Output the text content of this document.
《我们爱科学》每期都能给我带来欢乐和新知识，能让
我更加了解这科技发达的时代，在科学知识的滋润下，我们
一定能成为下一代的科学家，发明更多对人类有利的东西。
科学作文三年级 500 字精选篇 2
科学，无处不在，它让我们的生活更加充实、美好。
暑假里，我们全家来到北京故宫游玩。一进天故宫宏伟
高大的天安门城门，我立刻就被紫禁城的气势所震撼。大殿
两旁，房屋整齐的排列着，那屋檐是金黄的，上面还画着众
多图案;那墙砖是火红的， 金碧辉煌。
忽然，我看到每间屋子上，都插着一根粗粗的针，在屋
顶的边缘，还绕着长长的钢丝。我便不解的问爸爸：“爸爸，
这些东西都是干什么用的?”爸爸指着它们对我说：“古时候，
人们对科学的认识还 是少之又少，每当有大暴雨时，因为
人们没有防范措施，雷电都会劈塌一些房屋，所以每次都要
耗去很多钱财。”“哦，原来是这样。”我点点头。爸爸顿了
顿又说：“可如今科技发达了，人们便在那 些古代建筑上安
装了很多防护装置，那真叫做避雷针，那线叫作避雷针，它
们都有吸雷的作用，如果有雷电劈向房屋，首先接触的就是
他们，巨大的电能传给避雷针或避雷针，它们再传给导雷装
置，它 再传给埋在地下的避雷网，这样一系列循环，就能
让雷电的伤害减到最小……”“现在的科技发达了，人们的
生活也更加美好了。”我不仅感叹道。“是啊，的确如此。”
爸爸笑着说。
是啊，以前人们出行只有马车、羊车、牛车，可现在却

TASK DIRECTIONS — Copy the material above verbatim.

EXERCISE OUTPUT —
Output the text content of this document.
《我们爱科学》每期都能给我带来欢乐和新知识，能让
我更加了解这科技发达的时代，在科学知识的滋润下，我们
一定能成为下一代的科学家，发明更多对人类有利的东西。
科学作文三年级 500 字精选篇 2
科学，无处不在，它让我们的生活更加充实、美好。
暑假里，我们全家来到北京故宫游玩。一进天故宫宏伟
高大的天安门城门，我立刻就被紫禁城的气势所震撼。大殿
两旁，房屋整齐的排列着，那屋檐是金黄的，上面还画着众
多图案;那墙砖是火红的， 金碧辉煌。
忽然，我看到每间屋子上，都插着一根粗粗的针，在屋
顶的边缘，还绕着长长的钢丝。我便不解的问爸爸：“爸爸，
这些东西都是干什么用的?”爸爸指着它们对我说：“古时候，
人们对科学的认识还 是少之又少，每当有大暴雨时，因为
人们没有防范措施，雷电都会劈塌一些房屋，所以每次都要
耗去很多钱财。”“哦，原来是这样。”我点点头。爸爸顿了
顿又说：“可如今科技发达了，人们便在那 些古代建筑上安
装了很多防护装置，那真叫做避雷针，那线叫作避雷针，它
们都有吸雷的作用，如果有雷电劈向房屋，首先接触的就是
他们，巨大的电能传给避雷针或避雷针，它们再传给导雷装
置，它 再传给埋在地下的避雷网，这样一系列循环，就能
让雷电的伤害减到最小……”“现在的科技发达了，人们的
生活也更加美好了。”我不仅感叹道。“是啊，的确如此。”
爸爸笑着说。
是啊，以前人们出行只有马车、羊车、牛车，可现在却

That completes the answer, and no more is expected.